--- Begin ---
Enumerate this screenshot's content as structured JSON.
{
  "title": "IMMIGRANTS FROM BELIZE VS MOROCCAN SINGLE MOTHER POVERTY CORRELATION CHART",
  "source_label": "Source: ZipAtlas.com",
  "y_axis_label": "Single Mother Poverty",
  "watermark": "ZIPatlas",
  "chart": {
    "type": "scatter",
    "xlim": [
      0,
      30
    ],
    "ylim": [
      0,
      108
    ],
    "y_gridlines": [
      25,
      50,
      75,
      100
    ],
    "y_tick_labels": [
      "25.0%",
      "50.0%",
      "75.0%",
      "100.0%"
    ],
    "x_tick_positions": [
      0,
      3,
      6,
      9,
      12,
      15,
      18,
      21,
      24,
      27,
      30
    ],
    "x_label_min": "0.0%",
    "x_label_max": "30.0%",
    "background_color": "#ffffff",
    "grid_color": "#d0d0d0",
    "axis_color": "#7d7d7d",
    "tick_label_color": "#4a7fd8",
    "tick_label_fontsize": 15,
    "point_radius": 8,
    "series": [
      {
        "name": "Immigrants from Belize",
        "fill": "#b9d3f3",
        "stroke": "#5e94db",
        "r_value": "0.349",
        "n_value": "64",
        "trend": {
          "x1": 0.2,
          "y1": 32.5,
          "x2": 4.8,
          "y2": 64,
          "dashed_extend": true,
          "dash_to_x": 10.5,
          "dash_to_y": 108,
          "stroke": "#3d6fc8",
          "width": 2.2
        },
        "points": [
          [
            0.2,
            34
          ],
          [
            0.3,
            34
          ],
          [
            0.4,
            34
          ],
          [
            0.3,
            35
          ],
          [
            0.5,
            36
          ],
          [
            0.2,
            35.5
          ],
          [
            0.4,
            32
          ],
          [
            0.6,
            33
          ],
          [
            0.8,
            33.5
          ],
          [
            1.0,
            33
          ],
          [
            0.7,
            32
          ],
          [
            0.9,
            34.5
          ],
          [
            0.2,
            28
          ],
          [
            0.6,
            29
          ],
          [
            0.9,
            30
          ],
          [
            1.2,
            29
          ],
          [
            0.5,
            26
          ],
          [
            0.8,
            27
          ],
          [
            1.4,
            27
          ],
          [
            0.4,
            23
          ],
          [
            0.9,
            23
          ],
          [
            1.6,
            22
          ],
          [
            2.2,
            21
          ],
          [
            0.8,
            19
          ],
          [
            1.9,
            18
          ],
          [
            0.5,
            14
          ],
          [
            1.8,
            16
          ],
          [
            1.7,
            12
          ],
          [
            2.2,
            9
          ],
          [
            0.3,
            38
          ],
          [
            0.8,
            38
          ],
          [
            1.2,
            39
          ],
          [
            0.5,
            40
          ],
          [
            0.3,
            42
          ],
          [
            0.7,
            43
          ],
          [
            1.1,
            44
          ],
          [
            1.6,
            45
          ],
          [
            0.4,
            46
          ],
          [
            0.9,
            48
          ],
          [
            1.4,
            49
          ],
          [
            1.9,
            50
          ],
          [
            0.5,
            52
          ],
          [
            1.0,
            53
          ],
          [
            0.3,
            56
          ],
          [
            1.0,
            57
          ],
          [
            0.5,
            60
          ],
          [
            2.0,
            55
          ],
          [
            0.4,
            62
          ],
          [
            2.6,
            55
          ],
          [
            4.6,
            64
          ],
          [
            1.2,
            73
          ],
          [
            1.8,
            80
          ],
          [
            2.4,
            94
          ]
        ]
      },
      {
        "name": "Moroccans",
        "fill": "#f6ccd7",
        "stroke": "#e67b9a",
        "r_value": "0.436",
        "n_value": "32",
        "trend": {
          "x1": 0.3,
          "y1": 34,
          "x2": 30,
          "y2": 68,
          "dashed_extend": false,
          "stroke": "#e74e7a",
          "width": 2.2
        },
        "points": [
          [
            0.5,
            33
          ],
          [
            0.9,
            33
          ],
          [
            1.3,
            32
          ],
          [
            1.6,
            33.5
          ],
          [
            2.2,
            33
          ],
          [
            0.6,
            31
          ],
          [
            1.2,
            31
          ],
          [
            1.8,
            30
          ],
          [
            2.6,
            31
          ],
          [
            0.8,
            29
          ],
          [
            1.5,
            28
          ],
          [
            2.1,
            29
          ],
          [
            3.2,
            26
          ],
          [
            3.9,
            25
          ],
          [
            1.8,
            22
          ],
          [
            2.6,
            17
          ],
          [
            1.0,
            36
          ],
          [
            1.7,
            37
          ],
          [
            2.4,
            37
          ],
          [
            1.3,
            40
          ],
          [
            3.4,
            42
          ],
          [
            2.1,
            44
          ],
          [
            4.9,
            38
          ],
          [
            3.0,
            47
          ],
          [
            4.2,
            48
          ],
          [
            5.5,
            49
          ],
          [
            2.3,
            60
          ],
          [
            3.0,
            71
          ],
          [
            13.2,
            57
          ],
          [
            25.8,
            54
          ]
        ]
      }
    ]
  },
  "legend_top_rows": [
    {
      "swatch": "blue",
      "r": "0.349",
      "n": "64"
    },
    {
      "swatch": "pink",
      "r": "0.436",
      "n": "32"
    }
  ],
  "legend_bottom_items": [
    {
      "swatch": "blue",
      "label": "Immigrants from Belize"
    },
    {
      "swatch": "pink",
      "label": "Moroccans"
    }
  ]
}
--- End ---
■ REQUIREMENT: Recopy the entries above in their entirety, exactly.

■ PROBLEM SOLUTION:
Enumerate this screenshot's content as structured JSON.
{
  "title": "IMMIGRANTS FROM BELIZE VS MOROCCAN SINGLE MOTHER POVERTY CORRELATION CHART",
  "source_label": "Source: ZipAtlas.com",
  "y_axis_label": "Single Mother Poverty",
  "watermark": "ZIPatlas",
  "chart": {
    "type": "scatter",
    "xlim": [
      0,
      30
    ],
    "ylim": [
      0,
      108
    ],
    "y_gridlines": [
      25,
      50,
      75,
      100
    ],
    "y_tick_labels": [
      "25.0%",
      "50.0%",
      "75.0%",
      "100.0%"
    ],
    "x_tick_positions": [
      0,
      3,
      6,
      9,
      12,
      15,
      18,
      21,
      24,
      27,
      30
    ],
    "x_label_min": "0.0%",
    "x_label_max": "30.0%",
    "background_color": "#ffffff",
    "grid_color": "#d0d0d0",
    "axis_color": "#7d7d7d",
    "tick_label_color": "#4a7fd8",
    "tick_label_fontsize": 15,
    "point_radius": 8,
    "series": [
      {
        "name": "Immigrants from Belize",
        "fill": "#b9d3f3",
        "stroke": "#5e94db",
        "r_value": "0.349",
        "n_value": "64",
        "trend": {
          "x1": 0.2,
          "y1": 32.5,
          "x2": 4.8,
          "y2": 64,
          "dashed_extend": true,
          "dash_to_x": 10.5,
          "dash_to_y": 108,
          "stroke": "#3d6fc8",
          "width": 2.2
        },
        "points": [
          [
            0.2,
            34
          ],
          [
            0.3,
            34
          ],
          [
            0.4,
            34
          ],
          [
            0.3,
            35
          ],
          [
            0.5,
            36
          ],
          [
            0.2,
            35.5
          ],
          [
            0.4,
            32
          ],
          [
            0.6,
            33
          ],
          [
            0.8,
            33.5
          ],
          [
            1.0,
            33
          ],
          [
            0.7,
            32
          ],
          [
            0.9,
            34.5
          ],
          [
            0.2,
            28
          ],
          [
            0.6,
            29
          ],
          [
            0.9,
            30
          ],
          [
            1.2,
            29
          ],
          [
            0.5,
            26
          ],
          [
            0.8,
            27
          ],
          [
            1.4,
            27
          ],
          [
            0.4,
            23
          ],
          [
            0.9,
            23
          ],
          [
            1.6,
            22
          ],
          [
            2.2,
            21
          ],
          [
            0.8,
            19
          ],
          [
            1.9,
            18
          ],
          [
            0.5,
            14
          ],
          [
            1.8,
            16
          ],
          [
            1.7,
            12
          ],
          [
            2.2,
            9
          ],
          [
            0.3,
            38
          ],
          [
            0.8,
            38
          ],
          [
            1.2,
            39
          ],
          [
            0.5,
            40
          ],
          [
            0.3,
            42
          ],
          [
            0.7,
            43
          ],
          [
            1.1,
            44
          ],
          [
            1.6,
            45
          ],
          [
            0.4,
            46
          ],
          [
            0.9,
            48
          ],
          [
            1.4,
            49
          ],
          [
            1.9,
            50
          ],
          [
            0.5,
            52
          ],
          [
            1.0,
            53
          ],
          [
            0.3,
            56
          ],
          [
            1.0,
            57
          ],
          [
            0.5,
            60
          ],
          [
            2.0,
            55
          ],
          [
            0.4,
            62
          ],
          [
            2.6,
            55
          ],
          [
            4.6,
            64
          ],
          [
            1.2,
            73
          ],
          [
            1.8,
            80
          ],
          [
            2.4,
            94
          ]
        ]
      },
      {
        "name": "Moroccans",
        "fill": "#f6ccd7",
        "stroke": "#e67b9a",
        "r_value": "0.436",
        "n_value": "32",
        "trend": {
          "x1": 0.3,
          "y1": 34,
          "x2": 30,
          "y2": 68,
          "dashed_extend": false,
          "stroke": "#e74e7a",
          "width": 2.2
        },
        "points": [
          [
            0.5,
            33
          ],
          [
            0.9,
            33
          ],
          [
            1.3,
            32
          ],
          [
            1.6,
            33.5
          ],
          [
            2.2,
            33
          ],
          [
            0.6,
            31
          ],
          [
            1.2,
            31
          ],
          [
            1.8,
            30
          ],
          [
            2.6,
            31
          ],
          [
            0.8,
            29
          ],
          [
            1.5,
            28
          ],
          [
            2.1,
            29
          ],
          [
            3.2,
            26
          ],
          [
            3.9,
            25
          ],
          [
            1.8,
            22
          ],
          [
            2.6,
            17
          ],
          [
            1.0,
            36
          ],
          [
            1.7,
            37
          ],
          [
            2.4,
            37
          ],
          [
            1.3,
            40
          ],
          [
            3.4,
            42
          ],
          [
            2.1,
            44
          ],
          [
            4.9,
            38
          ],
          [
            3.0,
            47
          ],
          [
            4.2,
            48
          ],
          [
            5.5,
            49
          ],
          [
            2.3,
            60
          ],
          [
            3.0,
            71
          ],
          [
            13.2,
            57
          ],
          [
            25.8,
            54
          ]
        ]
      }
    ]
  },
  "legend_top_rows": [
    {
      "swatch": "blue",
      "r": "0.349",
      "n": "64"
    },
    {
      "swatch": "pink",
      "r": "0.436",
      "n": "32"
    }
  ],
  "legend_bottom_items": [
    {
      "swatch": "blue",
      "label": "Immigrants from Belize"
    },
    {
      "swatch": "pink",
      "label": "Moroccans"
    }
  ]
}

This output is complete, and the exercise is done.